Materials provided:
======
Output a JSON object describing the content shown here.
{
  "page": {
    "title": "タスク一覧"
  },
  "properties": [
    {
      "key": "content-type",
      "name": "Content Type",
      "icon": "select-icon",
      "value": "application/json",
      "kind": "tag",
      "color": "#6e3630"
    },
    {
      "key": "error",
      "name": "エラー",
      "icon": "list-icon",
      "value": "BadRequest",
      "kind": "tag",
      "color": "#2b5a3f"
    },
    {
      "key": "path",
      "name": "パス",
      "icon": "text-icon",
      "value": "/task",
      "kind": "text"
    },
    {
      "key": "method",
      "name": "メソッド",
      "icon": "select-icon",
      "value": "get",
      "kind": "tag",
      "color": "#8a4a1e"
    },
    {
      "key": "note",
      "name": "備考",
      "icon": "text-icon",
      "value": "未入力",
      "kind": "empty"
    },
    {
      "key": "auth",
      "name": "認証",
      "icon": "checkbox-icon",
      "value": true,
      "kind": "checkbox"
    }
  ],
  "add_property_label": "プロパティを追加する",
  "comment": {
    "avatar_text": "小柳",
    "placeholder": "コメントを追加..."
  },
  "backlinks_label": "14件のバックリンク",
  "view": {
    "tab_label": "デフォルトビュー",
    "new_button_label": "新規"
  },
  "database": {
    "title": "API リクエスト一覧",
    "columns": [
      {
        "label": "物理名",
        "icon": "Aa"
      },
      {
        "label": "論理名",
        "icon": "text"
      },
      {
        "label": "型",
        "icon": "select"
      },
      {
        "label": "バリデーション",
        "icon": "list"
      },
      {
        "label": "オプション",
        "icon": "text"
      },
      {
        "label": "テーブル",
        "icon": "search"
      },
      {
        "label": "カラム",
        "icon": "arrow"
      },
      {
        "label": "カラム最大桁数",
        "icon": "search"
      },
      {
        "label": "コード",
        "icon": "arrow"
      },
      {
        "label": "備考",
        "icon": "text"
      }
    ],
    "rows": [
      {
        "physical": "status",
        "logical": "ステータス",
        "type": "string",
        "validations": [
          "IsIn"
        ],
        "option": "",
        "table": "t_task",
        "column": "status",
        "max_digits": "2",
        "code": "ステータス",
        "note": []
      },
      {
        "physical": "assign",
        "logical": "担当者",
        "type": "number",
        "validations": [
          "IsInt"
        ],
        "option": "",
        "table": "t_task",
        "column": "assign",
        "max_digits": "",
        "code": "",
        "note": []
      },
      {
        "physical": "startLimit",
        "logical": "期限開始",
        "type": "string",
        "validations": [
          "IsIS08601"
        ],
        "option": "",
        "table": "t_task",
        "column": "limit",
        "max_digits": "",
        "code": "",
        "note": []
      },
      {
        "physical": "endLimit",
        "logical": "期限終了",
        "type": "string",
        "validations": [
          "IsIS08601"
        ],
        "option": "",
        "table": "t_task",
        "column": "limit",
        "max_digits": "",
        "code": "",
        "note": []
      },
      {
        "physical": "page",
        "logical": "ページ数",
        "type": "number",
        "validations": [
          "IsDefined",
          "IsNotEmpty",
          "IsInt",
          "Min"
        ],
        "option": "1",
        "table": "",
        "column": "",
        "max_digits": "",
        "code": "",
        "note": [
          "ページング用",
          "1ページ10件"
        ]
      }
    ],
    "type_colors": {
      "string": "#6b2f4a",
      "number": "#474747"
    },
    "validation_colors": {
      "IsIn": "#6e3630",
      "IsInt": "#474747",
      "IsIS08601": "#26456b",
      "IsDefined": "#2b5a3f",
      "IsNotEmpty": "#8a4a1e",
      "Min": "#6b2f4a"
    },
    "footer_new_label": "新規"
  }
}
======
Requirements: Extract the complete data, matching each line exactly.

Solution for this task:
Output a JSON object describing the content shown here.
{
  "page": {
    "title": "タスク一覧"
  },
  "properties": [
    {
      "key": "content-type",
      "name": "Content Type",
      "icon": "select-icon",
      "value": "application/json",
      "kind": "tag",
      "color": "#6e3630"
    },
    {
      "key": "error",
      "name": "エラー",
      "icon": "list-icon",
      "value": "BadRequest",
      "kind": "tag",
      "color": "#2b5a3f"
    },
    {
      "key": "path",
      "name": "パス",
      "icon": "text-icon",
      "value": "/task",
      "kind": "text"
    },
    {
      "key": "method",
      "name": "メソッド",
      "icon": "select-icon",
      "value": "get",
      "kind": "tag",
      "color": "#8a4a1e"
    },
    {
      "key": "note",
      "name": "備考",
      "icon": "text-icon",
      "value": "未入力",
      "kind": "empty"
    },
    {
      "key": "auth",
      "name": "認証",
      "icon": "checkbox-icon",
      "value": true,
      "kind": "checkbox"
    }
  ],
  "add_property_label": "プロパティを追加する",
  "comment": {
    "avatar_text": "小柳",
    "placeholder": "コメントを追加..."
  },
  "backlinks_label": "14件のバックリンク",
  "view": {
    "tab_label": "デフォルトビュー",
    "new_button_label": "新規"
  },
  "database": {
    "title": "API リクエスト一覧",
    "columns": [
      {
        "label": "物理名",
        "icon": "Aa"
      },
      {
        "label": "論理名",
        "icon": "text"
      },
      {
        "label": "型",
        "icon": "select"
      },
      {
        "label": "バリデーション",
        "icon": "list"
      },
      {
        "label": "オプション",
        "icon": "text"
      },
      {
        "label": "テーブル",
        "icon": "search"
      },
      {
        "label": "カラム",
        "icon": "arrow"
      },
      {
        "label": "カラム最大桁数",
        "icon": "search"
      },
      {
        "label": "コード",
        "icon": "arrow"
      },
      {
        "label": "備考",
        "icon": "text"
      }
    ],
    "rows": [
      {
        "physical": "status",
        "logical": "ステータス",
        "type": "string",
        "validations": [
          "IsIn"
        ],
        "option": "",
        "table": "t_task",
        "column": "status",
        "max_digits": "2",
        "code": "ステータス",
        "note": []
      },
      {
        "physical": "assign",
        "logical": "担当者",
        "type": "number",
        "validations": [
          "IsInt"
        ],
        "option": "",
        "table": "t_task",
        "column": "assign",
        "max_digits": "",
        "code": "",
        "note": []
      },
      {
        "physical": "startLimit",
        "logical": "期限開始",
        "type": "string",
        "validations": [
          "IsIS08601"
        ],
        "option": "",
        "table": "t_task",
        "column": "limit",
        "max_digits": "",
        "code": "",
        "note": []
      },
      {
        "physical": "endLimit",
        "logical": "期限終了",
        "type": "string",
        "validations": [
          "IsIS08601"
        ],
        "option": "",
        "table": "t_task",
        "column": "limit",
        "max_digits": "",
        "code": "",
        "note": []
      },
      {
        "physical": "page",
        "logical": "ページ数",
        "type": "number",
        "validations": [
          "IsDefined",
          "IsNotEmpty",
          "IsInt",
          "Min"
        ],
        "option": "1",
        "table": "",
        "column": "",
        "max_digits": "",
        "code": "",
        "note": [
          "ページング用",
          "1ページ10件"
        ]
      }
    ],
    "type_colors": {
      "string": "#6b2f4a",
      "number": "#474747"
    },
    "validation_colors": {
      "IsIn": "#6e3630",
      "IsInt": "#474747",
      "IsIS08601": "#26456b",
      "IsDefined": "#2b5a3f",
      "IsNotEmpty": "#8a4a1e",
      "Min": "#6b2f4a"
    },
    "footer_new_label": "新規"
  }
}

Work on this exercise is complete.